**STATED GOAL**
Omit the images, then output each of the records below exactly.
BEGIN DATASET ROWS
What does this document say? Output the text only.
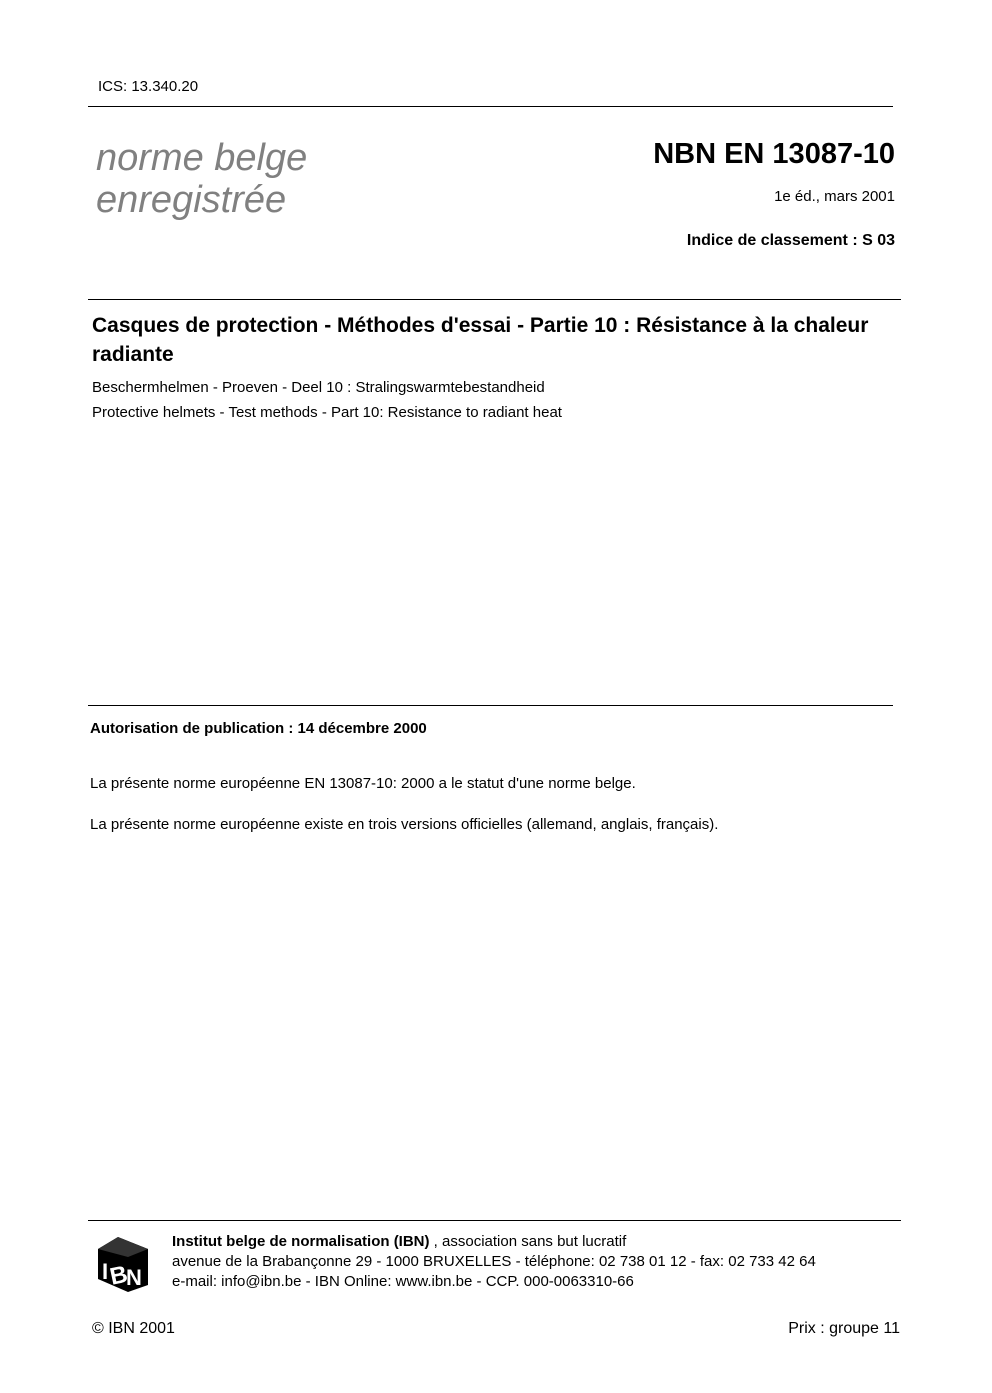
ICS: 13.340.20
norme belge
enregistrée
NBN EN 13087-10
1e éd., mars 2001
Indice de classement : S 03
Casques de protection - Méthodes d'essai - Partie 10 : Résistance à la chaleur radiante
Beschermhelmen - Proeven - Deel 10 : Stralingswarmtebestandheid
Protective helmets - Test methods - Part 10: Resistance to radiant heat
Autorisation de publication : 14 décembre 2000
La présente norme européenne EN 13087-10: 2000 a le statut d'une norme belge.
La présente norme européenne existe en trois versions officielles (allemand, anglais, français).
I B
N
Institut belge de normalisation (IBN) , association sans but lucratif
avenue de la Brabançonne 29 - 1000 BRUXELLES - téléphone: 02 738 01 12 - fax: 02 733 42 64
e-mail: info@ibn.be - IBN Online: www.ibn.be - CCP. 000-0063310-66
© IBN 2001	Prix : groupe 11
END DATASET ROWS
**SOLUTION TO THIS EXERCISE**
What does this document say? Output the text only.
ICS: 13.340.20
norme belge
enregistrée
NBN EN 13087-10
1e éd., mars 2001
Indice de classement : S 03
Casques de protection - Méthodes d'essai - Partie 10 : Résistance à la chaleur radiante
Beschermhelmen - Proeven - Deel 10 : Stralingswarmtebestandheid
Protective helmets - Test methods - Part 10: Resistance to radiant heat
Autorisation de publication : 14 décembre 2000
La présente norme européenne EN 13087-10: 2000 a le statut d'une norme belge.
La présente norme européenne existe en trois versions officielles (allemand, anglais, français).
I B
N
Institut belge de normalisation (IBN) , association sans but lucratif
avenue de la Brabançonne 29 - 1000 BRUXELLES - téléphone: 02 738 01 12 - fax: 02 733 42 64
e-mail: info@ibn.be - IBN Online: www.ibn.be - CCP. 000-0063310-66
© IBN 2001	Prix : groupe 11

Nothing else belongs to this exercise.